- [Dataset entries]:

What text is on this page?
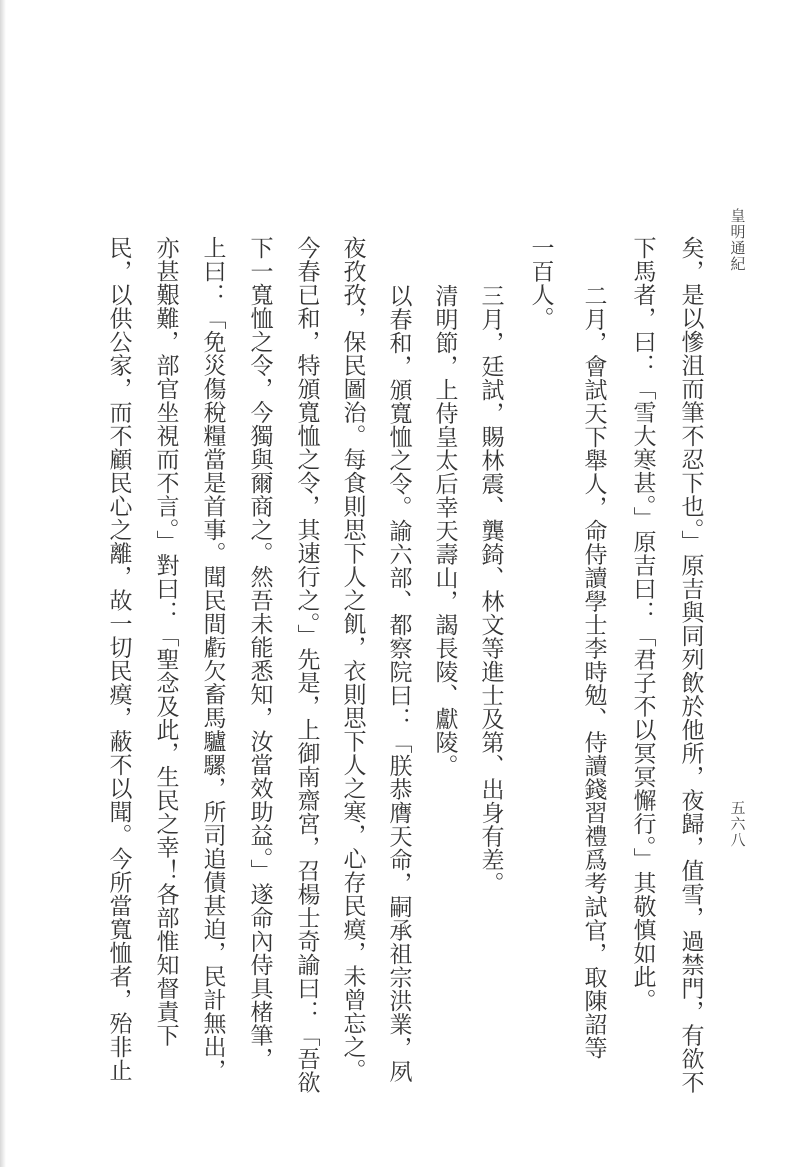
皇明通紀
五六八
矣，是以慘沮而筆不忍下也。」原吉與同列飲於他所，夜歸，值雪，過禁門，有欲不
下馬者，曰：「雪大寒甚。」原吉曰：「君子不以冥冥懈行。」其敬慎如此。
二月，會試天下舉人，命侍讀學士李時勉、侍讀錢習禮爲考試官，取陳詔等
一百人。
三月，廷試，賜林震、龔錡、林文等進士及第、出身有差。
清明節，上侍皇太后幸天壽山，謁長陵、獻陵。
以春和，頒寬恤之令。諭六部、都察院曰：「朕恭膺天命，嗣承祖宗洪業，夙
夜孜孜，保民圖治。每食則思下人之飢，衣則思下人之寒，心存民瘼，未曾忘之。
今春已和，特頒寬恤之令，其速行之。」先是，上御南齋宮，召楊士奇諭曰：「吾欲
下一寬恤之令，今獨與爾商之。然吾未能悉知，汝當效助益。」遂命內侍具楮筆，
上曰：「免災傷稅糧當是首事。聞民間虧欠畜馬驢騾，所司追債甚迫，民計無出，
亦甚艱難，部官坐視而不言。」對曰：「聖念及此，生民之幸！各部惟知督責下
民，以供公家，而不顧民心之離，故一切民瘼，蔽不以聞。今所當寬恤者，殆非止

--

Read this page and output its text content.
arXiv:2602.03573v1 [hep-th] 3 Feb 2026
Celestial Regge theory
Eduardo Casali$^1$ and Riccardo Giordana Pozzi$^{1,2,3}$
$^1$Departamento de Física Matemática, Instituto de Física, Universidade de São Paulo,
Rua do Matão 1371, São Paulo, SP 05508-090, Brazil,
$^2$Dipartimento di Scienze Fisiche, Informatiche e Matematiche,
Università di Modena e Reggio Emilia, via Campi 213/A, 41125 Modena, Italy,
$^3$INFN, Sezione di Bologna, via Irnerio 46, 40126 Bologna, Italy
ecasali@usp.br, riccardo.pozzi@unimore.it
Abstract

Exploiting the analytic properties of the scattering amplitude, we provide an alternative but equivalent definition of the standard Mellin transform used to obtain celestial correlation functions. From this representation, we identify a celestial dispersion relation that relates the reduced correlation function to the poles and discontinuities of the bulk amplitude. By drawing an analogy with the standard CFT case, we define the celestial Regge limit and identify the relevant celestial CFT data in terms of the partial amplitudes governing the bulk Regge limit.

* * *

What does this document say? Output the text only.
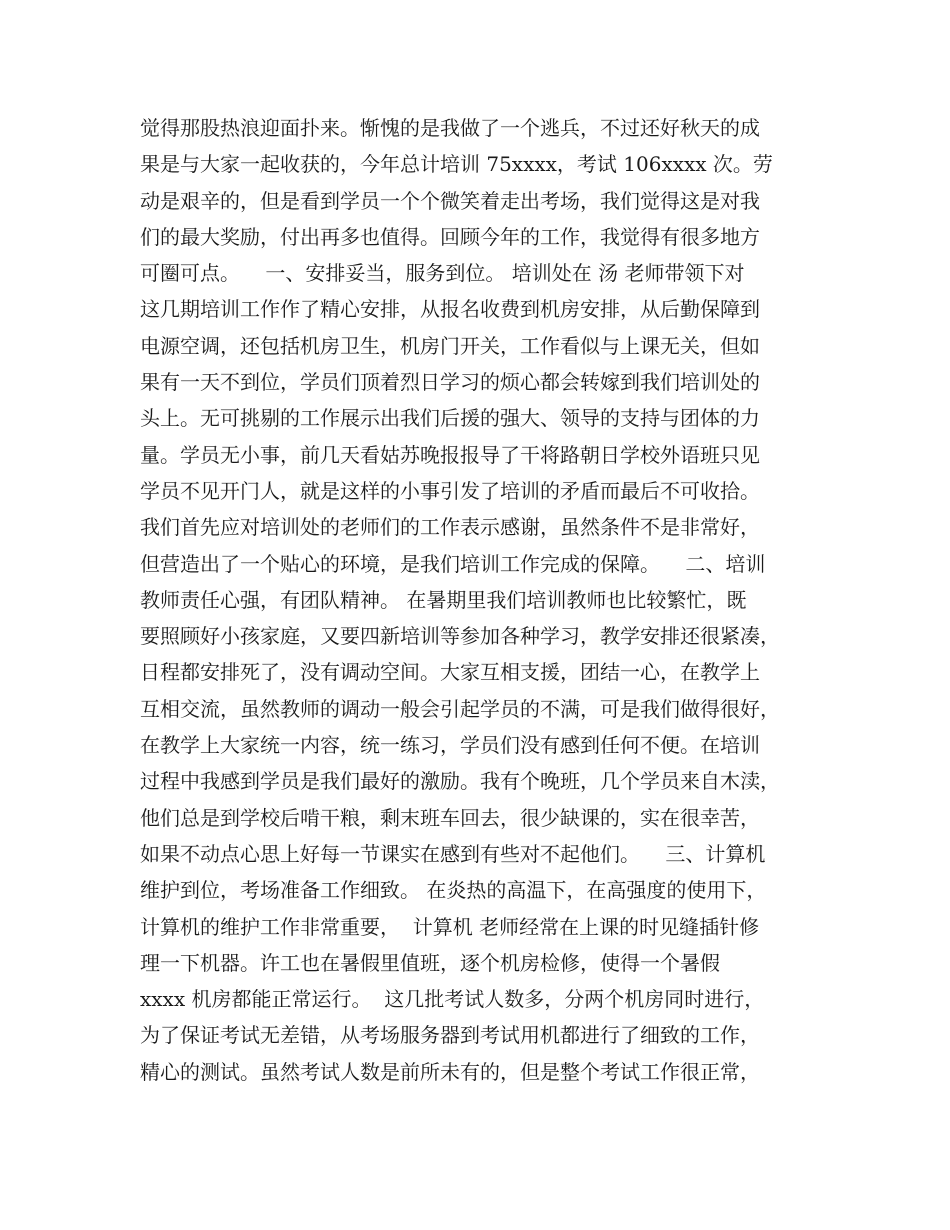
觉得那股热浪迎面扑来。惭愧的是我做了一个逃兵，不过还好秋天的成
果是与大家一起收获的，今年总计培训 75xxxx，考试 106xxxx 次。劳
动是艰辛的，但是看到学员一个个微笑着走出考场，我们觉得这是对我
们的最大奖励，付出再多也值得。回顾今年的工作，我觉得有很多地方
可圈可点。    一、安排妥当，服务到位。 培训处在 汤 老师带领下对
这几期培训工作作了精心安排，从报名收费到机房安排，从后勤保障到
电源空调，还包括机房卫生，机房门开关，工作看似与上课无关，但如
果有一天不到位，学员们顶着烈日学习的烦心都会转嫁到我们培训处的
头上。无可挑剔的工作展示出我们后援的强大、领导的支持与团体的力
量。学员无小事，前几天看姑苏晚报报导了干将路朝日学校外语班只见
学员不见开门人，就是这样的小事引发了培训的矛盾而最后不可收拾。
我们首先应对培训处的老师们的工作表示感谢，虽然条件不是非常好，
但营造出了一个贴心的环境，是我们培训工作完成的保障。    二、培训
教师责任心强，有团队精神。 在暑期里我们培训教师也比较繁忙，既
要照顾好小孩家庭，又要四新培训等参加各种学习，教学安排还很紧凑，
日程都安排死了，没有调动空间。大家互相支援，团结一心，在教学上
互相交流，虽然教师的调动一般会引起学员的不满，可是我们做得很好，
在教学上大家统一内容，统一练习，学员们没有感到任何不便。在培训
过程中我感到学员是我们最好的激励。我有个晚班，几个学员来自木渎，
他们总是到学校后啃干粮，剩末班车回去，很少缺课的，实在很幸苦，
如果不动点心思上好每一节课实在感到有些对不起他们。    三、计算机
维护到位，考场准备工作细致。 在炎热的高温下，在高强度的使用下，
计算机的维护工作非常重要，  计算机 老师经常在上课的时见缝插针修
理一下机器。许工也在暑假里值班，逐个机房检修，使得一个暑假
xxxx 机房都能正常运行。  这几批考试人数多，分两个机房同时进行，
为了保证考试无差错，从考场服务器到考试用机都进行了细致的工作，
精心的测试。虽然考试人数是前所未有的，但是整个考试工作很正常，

- [Problem description]: Identify the lines of the entries containing the string "Italy". Copy each such line.

- [Result for this exercise]:
Università di Modena e Reggio Emilia, via Campi 213/A, 41125 Modena, Italy,
$^3$INFN, Sezione di Bologna, via Irnerio 46, 40126 Bologna, Italy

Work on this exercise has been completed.